◆ **THE REQUEST**: Your task is to repeat the lines below exactly, excluding any pictures they contain.

----- DATA EXCERPTS

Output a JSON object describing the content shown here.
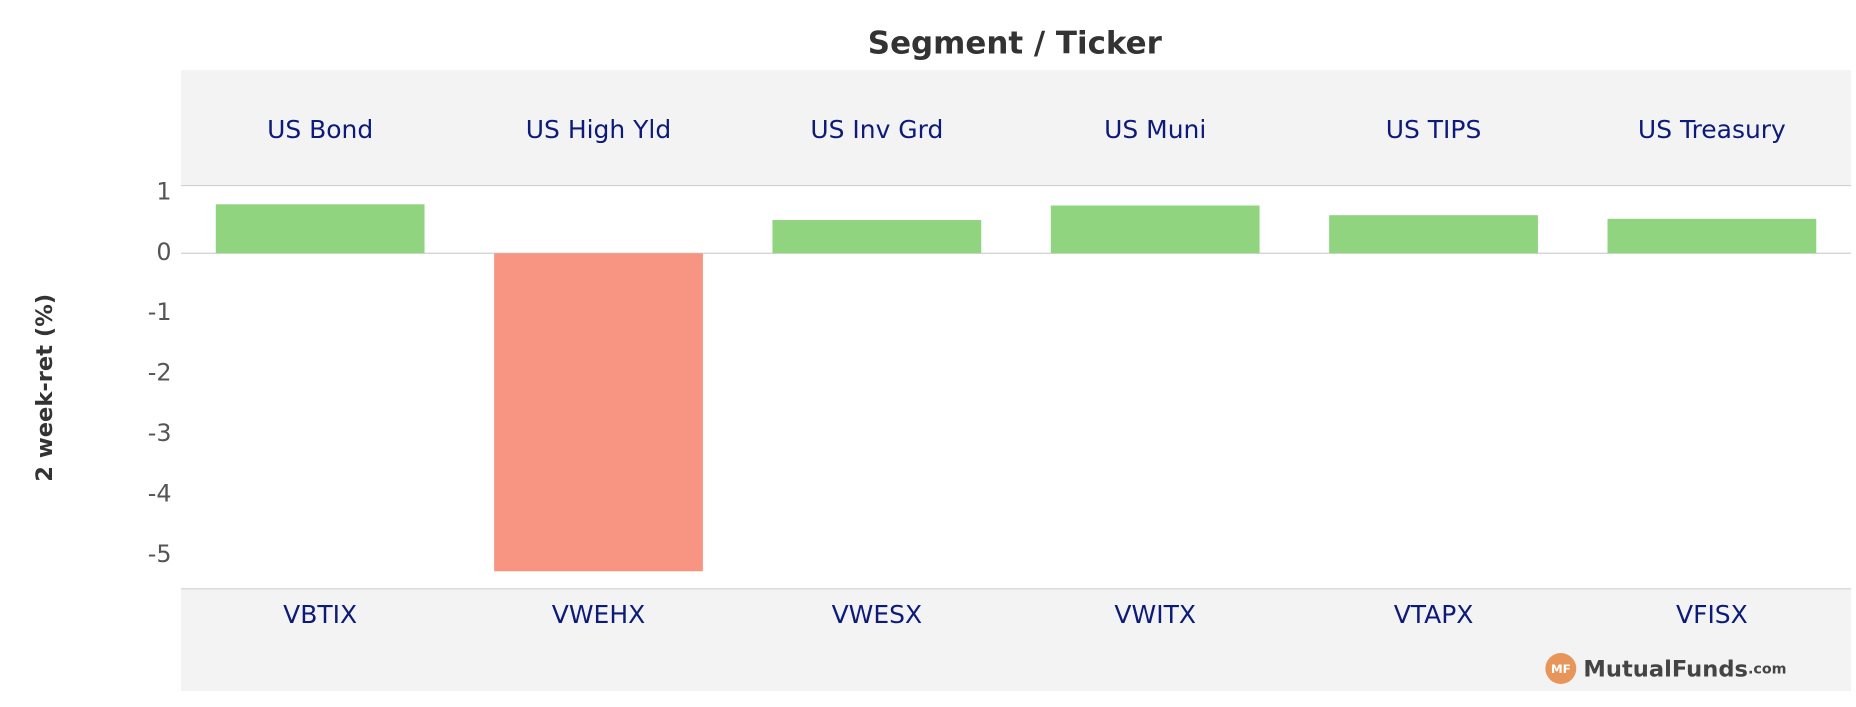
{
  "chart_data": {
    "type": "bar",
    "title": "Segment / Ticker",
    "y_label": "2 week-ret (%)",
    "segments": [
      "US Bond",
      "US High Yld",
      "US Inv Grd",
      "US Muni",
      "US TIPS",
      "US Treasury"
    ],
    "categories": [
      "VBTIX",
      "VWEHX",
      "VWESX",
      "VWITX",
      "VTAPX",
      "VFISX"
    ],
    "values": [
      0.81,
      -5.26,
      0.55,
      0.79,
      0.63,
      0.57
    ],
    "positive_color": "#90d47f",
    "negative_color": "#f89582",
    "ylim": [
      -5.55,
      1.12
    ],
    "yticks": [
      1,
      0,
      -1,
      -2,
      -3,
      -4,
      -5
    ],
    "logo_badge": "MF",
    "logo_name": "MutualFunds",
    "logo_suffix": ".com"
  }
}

----------

◆ **EXERCISE RESULT**:
Output a JSON object describing the content shown here.
{
  "chart_data": {
    "type": "bar",
    "title": "Segment / Ticker",
    "y_label": "2 week-ret (%)",
    "segments": [
      "US Bond",
      "US High Yld",
      "US Inv Grd",
      "US Muni",
      "US TIPS",
      "US Treasury"
    ],
    "categories": [
      "VBTIX",
      "VWEHX",
      "VWESX",
      "VWITX",
      "VTAPX",
      "VFISX"
    ],
    "values": [
      0.81,
      -5.26,
      0.55,
      0.79,
      0.63,
      0.57
    ],
    "positive_color": "#90d47f",
    "negative_color": "#f89582",
    "ylim": [
      -5.55,
      1.12
    ],
    "yticks": [
      1,
      0,
      -1,
      -2,
      -3,
      -4,
      -5
    ],
    "logo_badge": "MF",
    "logo_name": "MutualFunds",
    "logo_suffix": ".com"
  }
}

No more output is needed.